» WORK REQUIRED
Reproduce all the entries exactly and keep the pictures out.
----- RECORD EXTRACTS
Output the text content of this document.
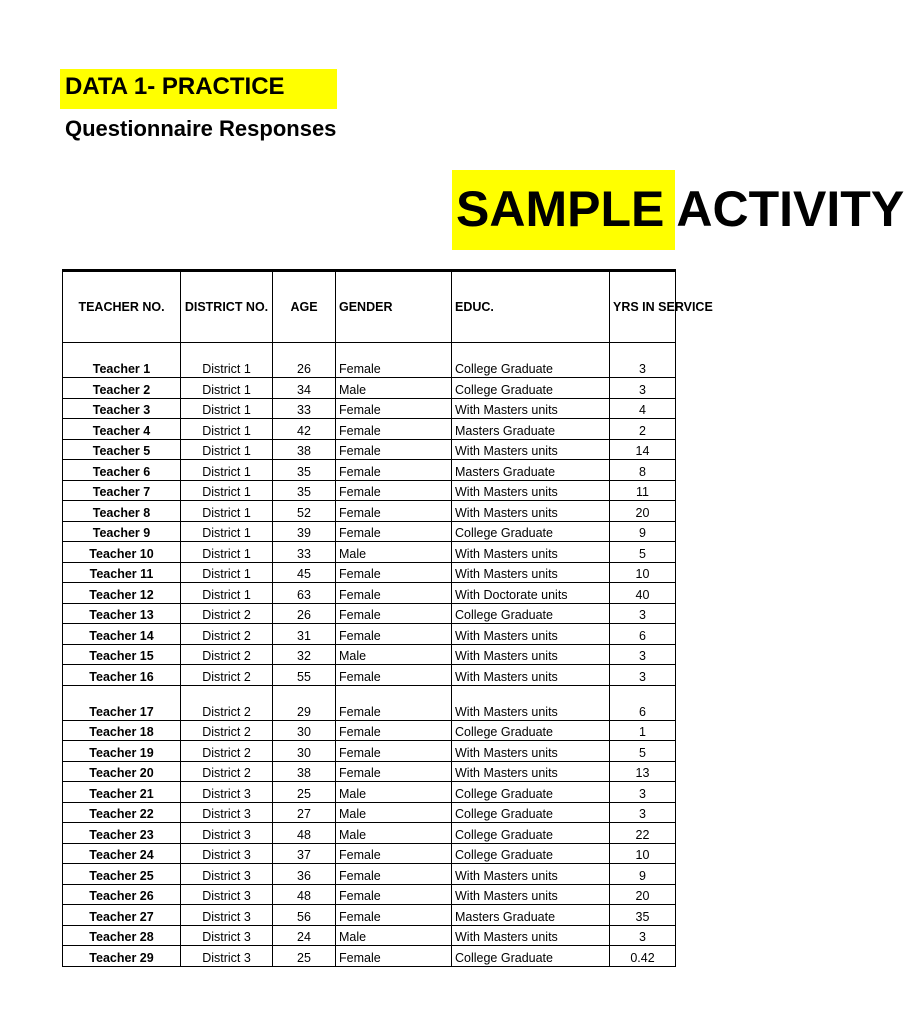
DATA 1- PRACTICE
Questionnaire Responses
SAMPLE ACTIVITY
TEACHER NO.	DISTRICT NO.	AGE	GENDER	EDUC.	YRS IN SERVICE
Teacher 1	District 1	26	Female	College Graduate	3
Teacher 2	District 1	34	Male	College Graduate	3
Teacher 3	District 1	33	Female	With Masters units	4
Teacher 4	District 1	42	Female	Masters Graduate	2
Teacher 5	District 1	38	Female	With Masters units	14
Teacher 6	District 1	35	Female	Masters Graduate	8
Teacher 7	District 1	35	Female	With Masters units	11
Teacher 8	District 1	52	Female	With Masters units	20
Teacher 9	District 1	39	Female	College Graduate	9
Teacher 10	District 1	33	Male	With Masters units	5
Teacher 11	District 1	45	Female	With Masters units	10
Teacher 12	District 1	63	Female	With Doctorate units	40
Teacher 13	District 2	26	Female	College Graduate	3
Teacher 14	District 2	31	Female	With Masters units	6
Teacher 15	District 2	32	Male	With Masters units	3
Teacher 16	District 2	55	Female	With Masters units	3
Teacher 17	District 2	29	Female	With Masters units	6
Teacher 18	District 2	30	Female	College Graduate	1
Teacher 19	District 2	30	Female	With Masters units	5
Teacher 20	District 2	38	Female	With Masters units	13
Teacher 21	District 3	25	Male	College Graduate	3
Teacher 22	District 3	27	Male	College Graduate	3
Teacher 23	District 3	48	Male	College Graduate	22
Teacher 24	District 3	37	Female	College Graduate	10
Teacher 25	District 3	36	Female	With Masters units	9
Teacher 26	District 3	48	Female	With Masters units	20
Teacher 27	District 3	56	Female	Masters Graduate	35
Teacher 28	District 3	24	Male	With Masters units	3
Teacher 29	District 3	25	Female	College Graduate	0.42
----------
» OUTPUT OF THE EXERCISE
Output the text content of this document.
DATA 1- PRACTICE
Questionnaire Responses
SAMPLE ACTIVITY
TEACHER NO.	DISTRICT NO.	AGE	GENDER	EDUC.	YRS IN SERVICE
Teacher 1	District 1	26	Female	College Graduate	3
Teacher 2	District 1	34	Male	College Graduate	3
Teacher 3	District 1	33	Female	With Masters units	4
Teacher 4	District 1	42	Female	Masters Graduate	2
Teacher 5	District 1	38	Female	With Masters units	14
Teacher 6	District 1	35	Female	Masters Graduate	8
Teacher 7	District 1	35	Female	With Masters units	11
Teacher 8	District 1	52	Female	With Masters units	20
Teacher 9	District 1	39	Female	College Graduate	9
Teacher 10	District 1	33	Male	With Masters units	5
Teacher 11	District 1	45	Female	With Masters units	10
Teacher 12	District 1	63	Female	With Doctorate units	40
Teacher 13	District 2	26	Female	College Graduate	3
Teacher 14	District 2	31	Female	With Masters units	6
Teacher 15	District 2	32	Male	With Masters units	3
Teacher 16	District 2	55	Female	With Masters units	3
Teacher 17	District 2	29	Female	With Masters units	6
Teacher 18	District 2	30	Female	College Graduate	1
Teacher 19	District 2	30	Female	With Masters units	5
Teacher 20	District 2	38	Female	With Masters units	13
Teacher 21	District 3	25	Male	College Graduate	3
Teacher 22	District 3	27	Male	College Graduate	3
Teacher 23	District 3	48	Male	College Graduate	22
Teacher 24	District 3	37	Female	College Graduate	10
Teacher 25	District 3	36	Female	With Masters units	9
Teacher 26	District 3	48	Female	With Masters units	20
Teacher 27	District 3	56	Female	Masters Graduate	35
Teacher 28	District 3	24	Male	With Masters units	3
Teacher 29	District 3	25	Female	College Graduate	0.42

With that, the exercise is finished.